Written task » Wherever the word "June" turns up in a line of the entries, copy that line.

-- Begin --

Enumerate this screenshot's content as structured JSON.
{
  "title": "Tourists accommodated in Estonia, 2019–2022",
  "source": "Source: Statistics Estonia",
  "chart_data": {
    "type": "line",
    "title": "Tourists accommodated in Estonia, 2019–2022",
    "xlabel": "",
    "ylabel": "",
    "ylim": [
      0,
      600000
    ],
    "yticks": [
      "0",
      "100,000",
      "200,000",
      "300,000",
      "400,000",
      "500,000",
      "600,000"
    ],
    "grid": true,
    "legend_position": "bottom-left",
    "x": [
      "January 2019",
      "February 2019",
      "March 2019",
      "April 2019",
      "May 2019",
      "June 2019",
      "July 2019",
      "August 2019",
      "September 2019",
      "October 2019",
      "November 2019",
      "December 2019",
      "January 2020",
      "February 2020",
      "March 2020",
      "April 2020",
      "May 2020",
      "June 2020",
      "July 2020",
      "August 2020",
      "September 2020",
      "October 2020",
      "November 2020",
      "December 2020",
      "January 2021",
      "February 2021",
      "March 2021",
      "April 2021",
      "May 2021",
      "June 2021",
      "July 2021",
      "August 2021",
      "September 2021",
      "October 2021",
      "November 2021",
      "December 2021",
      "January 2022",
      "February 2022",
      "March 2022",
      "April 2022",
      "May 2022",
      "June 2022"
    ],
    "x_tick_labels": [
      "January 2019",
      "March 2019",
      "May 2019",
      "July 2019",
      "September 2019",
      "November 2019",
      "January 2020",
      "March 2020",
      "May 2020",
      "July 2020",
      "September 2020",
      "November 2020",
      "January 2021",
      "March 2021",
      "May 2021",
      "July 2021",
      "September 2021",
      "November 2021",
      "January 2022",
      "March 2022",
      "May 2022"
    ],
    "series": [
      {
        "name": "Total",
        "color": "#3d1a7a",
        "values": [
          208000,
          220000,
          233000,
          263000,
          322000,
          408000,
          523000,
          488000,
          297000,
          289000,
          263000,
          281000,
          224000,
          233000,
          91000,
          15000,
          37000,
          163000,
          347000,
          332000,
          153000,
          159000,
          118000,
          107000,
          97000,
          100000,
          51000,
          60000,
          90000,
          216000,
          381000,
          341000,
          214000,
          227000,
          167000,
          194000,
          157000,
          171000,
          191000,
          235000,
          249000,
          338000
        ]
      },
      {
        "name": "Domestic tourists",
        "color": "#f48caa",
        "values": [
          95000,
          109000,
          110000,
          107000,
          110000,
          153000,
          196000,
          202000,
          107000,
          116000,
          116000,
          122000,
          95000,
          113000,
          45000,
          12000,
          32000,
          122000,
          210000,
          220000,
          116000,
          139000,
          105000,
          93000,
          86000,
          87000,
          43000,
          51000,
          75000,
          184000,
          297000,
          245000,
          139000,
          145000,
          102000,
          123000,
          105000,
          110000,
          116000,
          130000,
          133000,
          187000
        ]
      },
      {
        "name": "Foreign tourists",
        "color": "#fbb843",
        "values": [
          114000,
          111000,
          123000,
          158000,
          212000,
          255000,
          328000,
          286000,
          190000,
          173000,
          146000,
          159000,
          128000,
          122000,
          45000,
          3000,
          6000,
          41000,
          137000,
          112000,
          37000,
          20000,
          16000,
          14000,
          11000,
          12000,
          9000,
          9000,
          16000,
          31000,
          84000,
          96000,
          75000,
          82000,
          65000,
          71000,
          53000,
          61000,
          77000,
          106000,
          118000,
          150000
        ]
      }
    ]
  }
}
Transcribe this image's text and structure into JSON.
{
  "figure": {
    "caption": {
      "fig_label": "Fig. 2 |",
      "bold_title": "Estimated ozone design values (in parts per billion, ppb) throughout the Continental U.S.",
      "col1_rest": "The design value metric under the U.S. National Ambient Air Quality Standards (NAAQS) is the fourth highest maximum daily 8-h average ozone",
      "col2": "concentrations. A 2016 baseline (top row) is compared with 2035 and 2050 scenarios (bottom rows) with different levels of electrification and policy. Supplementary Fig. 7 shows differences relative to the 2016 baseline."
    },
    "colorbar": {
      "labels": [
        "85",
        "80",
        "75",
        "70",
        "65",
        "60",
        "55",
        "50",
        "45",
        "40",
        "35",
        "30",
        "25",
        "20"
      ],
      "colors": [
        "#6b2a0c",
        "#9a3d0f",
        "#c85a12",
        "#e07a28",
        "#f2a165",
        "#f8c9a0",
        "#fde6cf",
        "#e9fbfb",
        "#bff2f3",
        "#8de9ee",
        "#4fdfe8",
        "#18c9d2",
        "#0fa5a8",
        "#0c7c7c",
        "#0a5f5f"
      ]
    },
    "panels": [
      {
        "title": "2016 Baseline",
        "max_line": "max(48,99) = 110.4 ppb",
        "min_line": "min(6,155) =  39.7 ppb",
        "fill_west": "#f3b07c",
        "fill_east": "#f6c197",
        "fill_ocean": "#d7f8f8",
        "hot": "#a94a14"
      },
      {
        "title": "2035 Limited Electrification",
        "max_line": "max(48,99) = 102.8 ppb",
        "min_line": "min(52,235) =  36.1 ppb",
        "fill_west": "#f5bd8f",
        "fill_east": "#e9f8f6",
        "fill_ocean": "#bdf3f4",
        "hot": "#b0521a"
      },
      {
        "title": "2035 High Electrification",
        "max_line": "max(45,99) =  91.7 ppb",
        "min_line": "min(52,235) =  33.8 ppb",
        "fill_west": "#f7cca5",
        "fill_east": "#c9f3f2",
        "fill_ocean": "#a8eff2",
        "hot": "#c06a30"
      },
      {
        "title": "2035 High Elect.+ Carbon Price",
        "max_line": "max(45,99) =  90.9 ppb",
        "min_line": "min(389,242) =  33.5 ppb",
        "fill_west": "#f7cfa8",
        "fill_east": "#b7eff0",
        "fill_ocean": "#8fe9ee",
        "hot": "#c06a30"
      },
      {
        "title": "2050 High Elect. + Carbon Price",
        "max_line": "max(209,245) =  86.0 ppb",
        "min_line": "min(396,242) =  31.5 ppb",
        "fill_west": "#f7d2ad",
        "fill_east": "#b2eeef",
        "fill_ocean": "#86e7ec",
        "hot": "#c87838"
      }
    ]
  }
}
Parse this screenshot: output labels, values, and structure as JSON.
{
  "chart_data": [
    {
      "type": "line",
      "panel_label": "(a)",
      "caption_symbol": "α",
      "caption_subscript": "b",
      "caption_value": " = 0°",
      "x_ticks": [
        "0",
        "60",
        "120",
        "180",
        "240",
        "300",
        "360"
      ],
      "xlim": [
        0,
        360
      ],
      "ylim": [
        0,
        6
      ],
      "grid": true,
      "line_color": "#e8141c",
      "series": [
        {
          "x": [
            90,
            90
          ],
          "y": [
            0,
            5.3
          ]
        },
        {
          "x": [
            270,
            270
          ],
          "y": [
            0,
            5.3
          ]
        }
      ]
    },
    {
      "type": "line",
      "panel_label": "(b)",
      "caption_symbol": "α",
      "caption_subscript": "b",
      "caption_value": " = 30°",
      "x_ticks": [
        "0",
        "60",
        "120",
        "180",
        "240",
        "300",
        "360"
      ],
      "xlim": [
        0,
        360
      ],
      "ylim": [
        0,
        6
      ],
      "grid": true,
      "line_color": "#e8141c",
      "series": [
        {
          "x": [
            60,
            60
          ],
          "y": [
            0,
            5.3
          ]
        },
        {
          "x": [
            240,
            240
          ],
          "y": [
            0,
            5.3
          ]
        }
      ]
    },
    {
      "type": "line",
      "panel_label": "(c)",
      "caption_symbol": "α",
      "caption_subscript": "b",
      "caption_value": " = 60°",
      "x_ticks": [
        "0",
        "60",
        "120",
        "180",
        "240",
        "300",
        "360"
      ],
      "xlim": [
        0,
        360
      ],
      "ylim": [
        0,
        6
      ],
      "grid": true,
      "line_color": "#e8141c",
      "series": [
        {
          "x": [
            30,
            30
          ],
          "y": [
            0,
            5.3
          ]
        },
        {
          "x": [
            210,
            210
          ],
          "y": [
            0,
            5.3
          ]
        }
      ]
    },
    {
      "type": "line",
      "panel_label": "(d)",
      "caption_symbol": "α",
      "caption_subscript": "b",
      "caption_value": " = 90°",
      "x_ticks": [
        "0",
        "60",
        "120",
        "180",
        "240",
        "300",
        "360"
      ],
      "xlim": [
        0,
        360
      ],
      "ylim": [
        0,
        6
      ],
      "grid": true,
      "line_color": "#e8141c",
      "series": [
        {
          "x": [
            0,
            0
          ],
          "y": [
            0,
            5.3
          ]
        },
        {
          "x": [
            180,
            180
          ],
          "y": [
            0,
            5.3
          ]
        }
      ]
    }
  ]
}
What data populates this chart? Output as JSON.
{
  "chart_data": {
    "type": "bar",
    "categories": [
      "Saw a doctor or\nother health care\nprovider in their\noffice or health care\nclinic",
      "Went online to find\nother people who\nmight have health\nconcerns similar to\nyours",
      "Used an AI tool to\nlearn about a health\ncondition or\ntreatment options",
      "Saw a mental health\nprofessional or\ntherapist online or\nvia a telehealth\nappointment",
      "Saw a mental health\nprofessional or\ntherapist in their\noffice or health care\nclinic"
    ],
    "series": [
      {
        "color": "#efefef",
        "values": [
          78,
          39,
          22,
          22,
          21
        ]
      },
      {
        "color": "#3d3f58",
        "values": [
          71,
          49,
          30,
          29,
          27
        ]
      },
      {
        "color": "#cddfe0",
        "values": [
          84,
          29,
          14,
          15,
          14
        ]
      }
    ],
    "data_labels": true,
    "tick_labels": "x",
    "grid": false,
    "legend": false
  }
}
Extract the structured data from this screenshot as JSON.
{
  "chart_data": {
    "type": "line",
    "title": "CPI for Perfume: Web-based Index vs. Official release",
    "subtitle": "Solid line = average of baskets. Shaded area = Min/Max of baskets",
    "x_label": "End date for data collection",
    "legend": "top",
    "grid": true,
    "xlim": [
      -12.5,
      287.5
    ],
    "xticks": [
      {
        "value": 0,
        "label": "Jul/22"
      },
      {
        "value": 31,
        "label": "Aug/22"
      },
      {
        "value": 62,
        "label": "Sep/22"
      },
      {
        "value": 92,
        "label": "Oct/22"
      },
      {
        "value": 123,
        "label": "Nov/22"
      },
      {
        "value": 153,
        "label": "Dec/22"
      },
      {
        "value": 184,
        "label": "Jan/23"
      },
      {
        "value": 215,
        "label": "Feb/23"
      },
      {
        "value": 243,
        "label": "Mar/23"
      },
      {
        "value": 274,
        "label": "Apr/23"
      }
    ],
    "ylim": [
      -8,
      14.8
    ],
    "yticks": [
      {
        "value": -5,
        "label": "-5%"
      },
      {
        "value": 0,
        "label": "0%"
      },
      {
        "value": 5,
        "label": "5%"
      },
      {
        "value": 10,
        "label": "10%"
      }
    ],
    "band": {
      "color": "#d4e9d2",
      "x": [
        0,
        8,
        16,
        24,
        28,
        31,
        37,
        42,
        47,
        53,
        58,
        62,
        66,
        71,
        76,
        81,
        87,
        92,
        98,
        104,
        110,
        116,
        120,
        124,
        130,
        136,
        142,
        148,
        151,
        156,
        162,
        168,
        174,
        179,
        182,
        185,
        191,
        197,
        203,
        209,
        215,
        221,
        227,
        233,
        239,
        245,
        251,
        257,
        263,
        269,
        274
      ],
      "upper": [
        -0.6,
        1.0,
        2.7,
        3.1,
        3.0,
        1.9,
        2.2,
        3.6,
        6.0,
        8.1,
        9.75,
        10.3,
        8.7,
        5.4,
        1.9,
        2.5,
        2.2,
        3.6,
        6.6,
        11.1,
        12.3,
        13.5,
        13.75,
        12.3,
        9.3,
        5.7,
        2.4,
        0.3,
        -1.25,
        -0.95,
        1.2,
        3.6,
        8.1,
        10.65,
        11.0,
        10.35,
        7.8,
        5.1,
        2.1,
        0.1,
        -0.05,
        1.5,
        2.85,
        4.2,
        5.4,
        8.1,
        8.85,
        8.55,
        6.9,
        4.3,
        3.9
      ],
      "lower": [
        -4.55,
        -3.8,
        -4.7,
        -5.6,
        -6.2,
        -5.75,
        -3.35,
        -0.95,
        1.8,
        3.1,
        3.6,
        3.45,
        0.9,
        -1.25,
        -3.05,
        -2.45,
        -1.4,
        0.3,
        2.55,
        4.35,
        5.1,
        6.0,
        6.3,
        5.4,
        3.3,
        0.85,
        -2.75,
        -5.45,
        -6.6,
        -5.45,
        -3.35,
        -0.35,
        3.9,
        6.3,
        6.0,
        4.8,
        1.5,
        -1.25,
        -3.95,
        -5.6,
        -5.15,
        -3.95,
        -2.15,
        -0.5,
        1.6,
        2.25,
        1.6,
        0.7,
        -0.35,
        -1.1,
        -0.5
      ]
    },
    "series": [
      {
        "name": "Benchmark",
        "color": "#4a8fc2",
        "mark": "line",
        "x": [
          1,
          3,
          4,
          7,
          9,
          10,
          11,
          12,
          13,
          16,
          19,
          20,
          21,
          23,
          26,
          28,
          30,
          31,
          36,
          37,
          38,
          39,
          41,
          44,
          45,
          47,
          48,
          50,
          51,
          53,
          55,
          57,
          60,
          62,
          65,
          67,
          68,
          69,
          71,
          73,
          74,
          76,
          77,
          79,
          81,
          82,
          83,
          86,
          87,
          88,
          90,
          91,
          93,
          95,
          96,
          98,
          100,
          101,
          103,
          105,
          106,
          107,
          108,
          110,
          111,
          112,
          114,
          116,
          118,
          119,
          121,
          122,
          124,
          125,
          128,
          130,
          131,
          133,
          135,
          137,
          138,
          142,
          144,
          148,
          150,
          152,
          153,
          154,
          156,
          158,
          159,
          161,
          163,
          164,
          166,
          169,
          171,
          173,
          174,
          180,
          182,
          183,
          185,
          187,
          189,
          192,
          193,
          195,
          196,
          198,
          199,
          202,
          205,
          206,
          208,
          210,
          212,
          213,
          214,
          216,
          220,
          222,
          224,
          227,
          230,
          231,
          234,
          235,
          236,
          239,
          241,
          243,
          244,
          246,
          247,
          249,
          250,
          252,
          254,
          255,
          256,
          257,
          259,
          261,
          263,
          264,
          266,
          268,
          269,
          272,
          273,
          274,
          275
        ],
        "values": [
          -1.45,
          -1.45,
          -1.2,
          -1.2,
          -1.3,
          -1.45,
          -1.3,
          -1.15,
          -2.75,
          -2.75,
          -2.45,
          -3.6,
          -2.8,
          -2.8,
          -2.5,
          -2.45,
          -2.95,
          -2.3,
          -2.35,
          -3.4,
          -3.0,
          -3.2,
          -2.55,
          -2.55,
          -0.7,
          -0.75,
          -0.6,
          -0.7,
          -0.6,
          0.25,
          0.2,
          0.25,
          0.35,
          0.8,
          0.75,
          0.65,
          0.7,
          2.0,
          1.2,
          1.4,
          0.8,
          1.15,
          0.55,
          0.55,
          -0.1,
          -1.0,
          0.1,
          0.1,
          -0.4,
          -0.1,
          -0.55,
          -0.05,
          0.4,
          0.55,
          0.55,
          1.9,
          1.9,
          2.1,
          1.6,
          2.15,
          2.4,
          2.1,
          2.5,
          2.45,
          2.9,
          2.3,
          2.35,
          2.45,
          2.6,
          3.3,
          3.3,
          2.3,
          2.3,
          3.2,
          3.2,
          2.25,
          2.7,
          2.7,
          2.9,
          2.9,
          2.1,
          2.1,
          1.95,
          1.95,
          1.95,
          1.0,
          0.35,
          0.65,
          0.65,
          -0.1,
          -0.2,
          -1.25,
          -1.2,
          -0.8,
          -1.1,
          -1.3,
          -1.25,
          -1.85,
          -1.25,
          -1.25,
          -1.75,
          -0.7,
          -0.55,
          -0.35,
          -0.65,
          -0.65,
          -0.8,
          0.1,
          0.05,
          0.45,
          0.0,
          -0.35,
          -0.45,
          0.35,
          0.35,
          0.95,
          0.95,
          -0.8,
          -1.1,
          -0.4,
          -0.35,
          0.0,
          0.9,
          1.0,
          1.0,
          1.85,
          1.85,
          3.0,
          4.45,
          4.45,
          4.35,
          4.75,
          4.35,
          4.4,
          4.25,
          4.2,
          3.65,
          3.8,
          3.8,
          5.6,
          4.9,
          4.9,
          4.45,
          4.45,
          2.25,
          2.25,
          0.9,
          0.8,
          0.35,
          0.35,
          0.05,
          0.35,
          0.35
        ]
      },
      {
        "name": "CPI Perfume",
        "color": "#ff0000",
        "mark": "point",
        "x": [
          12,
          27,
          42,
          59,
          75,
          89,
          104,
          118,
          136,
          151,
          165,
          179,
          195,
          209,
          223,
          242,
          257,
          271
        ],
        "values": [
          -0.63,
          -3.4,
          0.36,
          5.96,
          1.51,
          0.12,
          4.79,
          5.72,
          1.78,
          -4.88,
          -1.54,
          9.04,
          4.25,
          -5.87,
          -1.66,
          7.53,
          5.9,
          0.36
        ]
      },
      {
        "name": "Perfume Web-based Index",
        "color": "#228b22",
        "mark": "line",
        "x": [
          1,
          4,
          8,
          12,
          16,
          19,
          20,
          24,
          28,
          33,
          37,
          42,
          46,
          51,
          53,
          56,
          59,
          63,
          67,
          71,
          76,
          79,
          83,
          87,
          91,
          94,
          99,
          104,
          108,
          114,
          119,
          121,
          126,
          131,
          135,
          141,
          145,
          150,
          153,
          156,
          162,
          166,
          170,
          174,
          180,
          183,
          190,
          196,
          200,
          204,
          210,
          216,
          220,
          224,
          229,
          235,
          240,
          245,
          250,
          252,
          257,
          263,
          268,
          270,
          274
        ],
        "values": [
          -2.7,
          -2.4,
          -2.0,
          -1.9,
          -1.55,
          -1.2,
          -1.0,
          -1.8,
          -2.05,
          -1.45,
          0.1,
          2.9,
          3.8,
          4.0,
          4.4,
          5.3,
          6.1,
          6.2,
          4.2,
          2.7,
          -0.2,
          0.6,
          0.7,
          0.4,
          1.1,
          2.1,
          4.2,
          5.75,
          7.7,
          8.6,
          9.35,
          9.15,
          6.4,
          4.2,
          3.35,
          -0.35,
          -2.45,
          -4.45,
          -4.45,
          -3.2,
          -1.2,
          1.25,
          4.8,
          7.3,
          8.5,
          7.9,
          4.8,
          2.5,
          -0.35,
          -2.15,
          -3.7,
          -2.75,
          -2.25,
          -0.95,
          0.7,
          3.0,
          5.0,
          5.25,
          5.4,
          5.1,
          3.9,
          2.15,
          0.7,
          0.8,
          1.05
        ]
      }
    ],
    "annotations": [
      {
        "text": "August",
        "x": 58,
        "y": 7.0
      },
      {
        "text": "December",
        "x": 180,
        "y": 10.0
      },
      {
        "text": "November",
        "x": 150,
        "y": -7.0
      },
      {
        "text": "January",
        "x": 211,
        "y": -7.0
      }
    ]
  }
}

-- End --

Solution to this problem »
      "June 2019",
      "June 2020",
      "June 2021",
      "June 2022"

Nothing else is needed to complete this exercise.